Begin EXCERPTED DATA

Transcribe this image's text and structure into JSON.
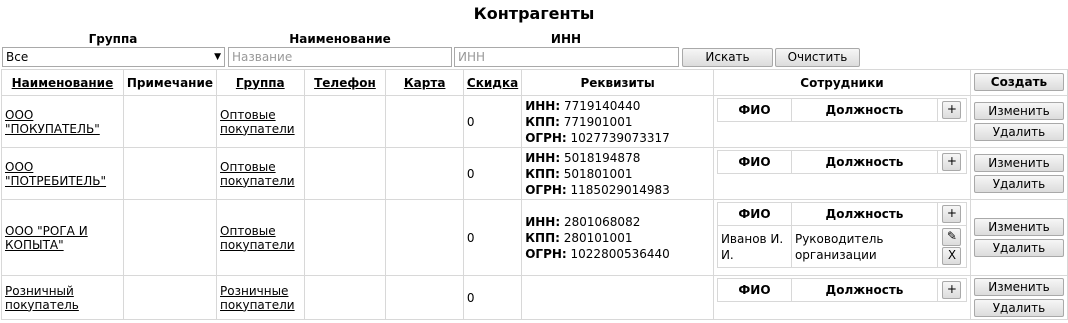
{
  "page_title": "Контрагенты",
  "filters": {
    "group_label": "Группа",
    "group_value": "Все",
    "name_label": "Наименование",
    "name_placeholder": "Название",
    "inn_label": "ИНН",
    "inn_placeholder": "ИНН",
    "search_button": "Искать",
    "clear_button": "Очистить"
  },
  "table": {
    "headers": {
      "name": "Наименование",
      "note": "Примечание",
      "group": "Группа",
      "phone": "Телефон",
      "card": "Карта",
      "discount": "Скидка",
      "requisites": "Реквизиты",
      "employees": "Сотрудники"
    },
    "create_button": "Создать",
    "employee_headers": {
      "fio": "ФИО",
      "position": "Должность"
    },
    "req_labels": {
      "inn": "ИНН:",
      "kpp": "КПП:",
      "ogrn": "ОГРН:"
    },
    "add_employee_symbol": "+",
    "edit_employee_symbol": "✎",
    "delete_employee_symbol": "X",
    "edit_button": "Изменить",
    "delete_button": "Удалить",
    "rows": [
      {
        "name": "ООО \"ПОКУПАТЕЛЬ\"",
        "note": "",
        "group": "Оптовые покупатели",
        "phone": "",
        "card": "",
        "discount": "0",
        "inn": "7719140440",
        "kpp": "771901001",
        "ogrn": "1027739073317",
        "employees": []
      },
      {
        "name": "ООО \"ПОТРЕБИТЕЛЬ\"",
        "note": "",
        "group": "Оптовые покупатели",
        "phone": "",
        "card": "",
        "discount": "0",
        "inn": "5018194878",
        "kpp": "501801001",
        "ogrn": "1185029014983",
        "employees": []
      },
      {
        "name": "ООО \"РОГА И КОПЫТА\"",
        "note": "",
        "group": "Оптовые покупатели",
        "phone": "",
        "card": "",
        "discount": "0",
        "inn": "2801068082",
        "kpp": "280101001",
        "ogrn": "1022800536440",
        "employees": [
          {
            "fio": "Иванов И. И.",
            "position": "Руководитель организации"
          }
        ]
      },
      {
        "name": "Розничный покупатель",
        "note": "",
        "group": "Розничные покупатели",
        "phone": "",
        "card": "",
        "discount": "0",
        "employees": []
      }
    ]
  }
}
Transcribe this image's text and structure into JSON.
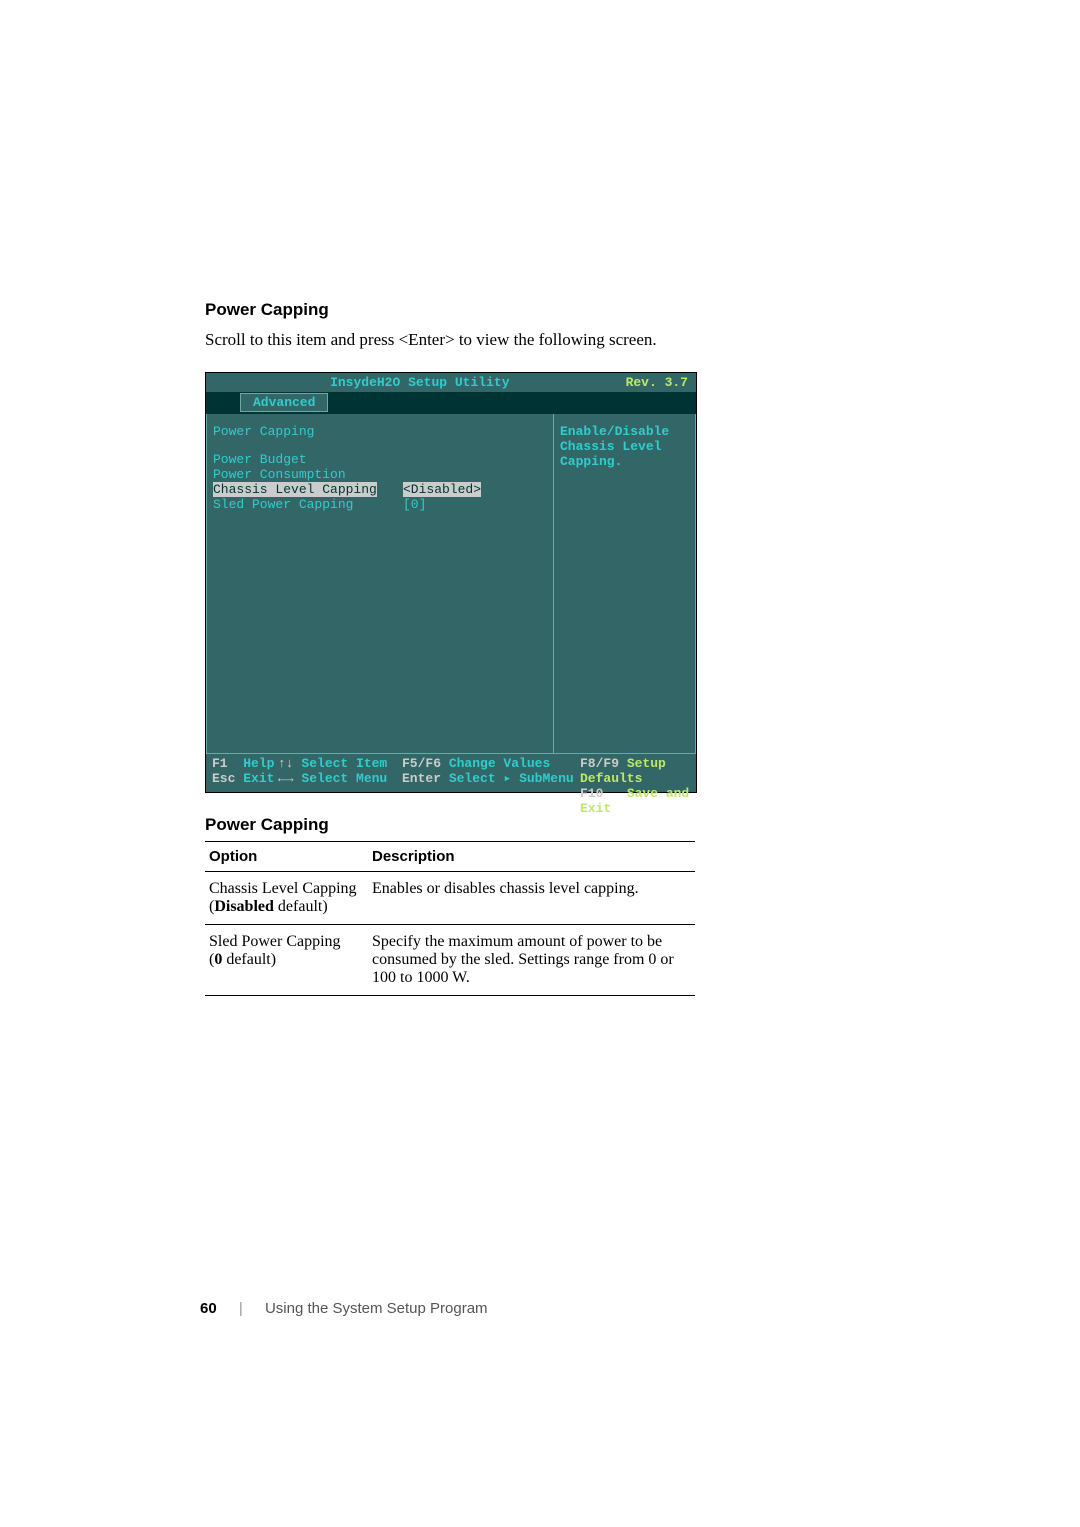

End EXCERPTED DATA

_WRITTEN PROBLEM_.
Every entry above should be duplicated exactly. Do not include the images.

_ANSWER TO THE TASK_.
Transcribe this image's text and structure into JSON.
{
  "page_title": "Контрагенты",
  "filters": {
    "group_label": "Группа",
    "group_value": "Все",
    "name_label": "Наименование",
    "name_placeholder": "Название",
    "inn_label": "ИНН",
    "inn_placeholder": "ИНН",
    "search_button": "Искать",
    "clear_button": "Очистить"
  },
  "table": {
    "headers": {
      "name": "Наименование",
      "note": "Примечание",
      "group": "Группа",
      "phone": "Телефон",
      "card": "Карта",
      "discount": "Скидка",
      "requisites": "Реквизиты",
      "employees": "Сотрудники"
    },
    "create_button": "Создать",
    "employee_headers": {
      "fio": "ФИО",
      "position": "Должность"
    },
    "req_labels": {
      "inn": "ИНН:",
      "kpp": "КПП:",
      "ogrn": "ОГРН:"
    },
    "add_employee_symbol": "+",
    "edit_employee_symbol": "✎",
    "delete_employee_symbol": "X",
    "edit_button": "Изменить",
    "delete_button": "Удалить",
    "rows": [
      {
        "name": "ООО \"ПОКУПАТЕЛЬ\"",
        "note": "",
        "group": "Оптовые покупатели",
        "phone": "",
        "card": "",
        "discount": "0",
        "inn": "7719140440",
        "kpp": "771901001",
        "ogrn": "1027739073317",
        "employees": []
      },
      {
        "name": "ООО \"ПОТРЕБИТЕЛЬ\"",
        "note": "",
        "group": "Оптовые покупатели",
        "phone": "",
        "card": "",
        "discount": "0",
        "inn": "5018194878",
        "kpp": "501801001",
        "ogrn": "1185029014983",
        "employees": []
      },
      {
        "name": "ООО \"РОГА И КОПЫТА\"",
        "note": "",
        "group": "Оптовые покупатели",
        "phone": "",
        "card": "",
        "discount": "0",
        "inn": "2801068082",
        "kpp": "280101001",
        "ogrn": "1022800536440",
        "employees": [
          {
            "fio": "Иванов И. И.",
            "position": "Руководитель организации"
          }
        ]
      },
      {
        "name": "Розничный покупатель",
        "note": "",
        "group": "Розничные покупатели",
        "phone": "",
        "card": "",
        "discount": "0",
        "employees": []
      }
    ]
  }
}
Transcribe this image's text and structure into JSON.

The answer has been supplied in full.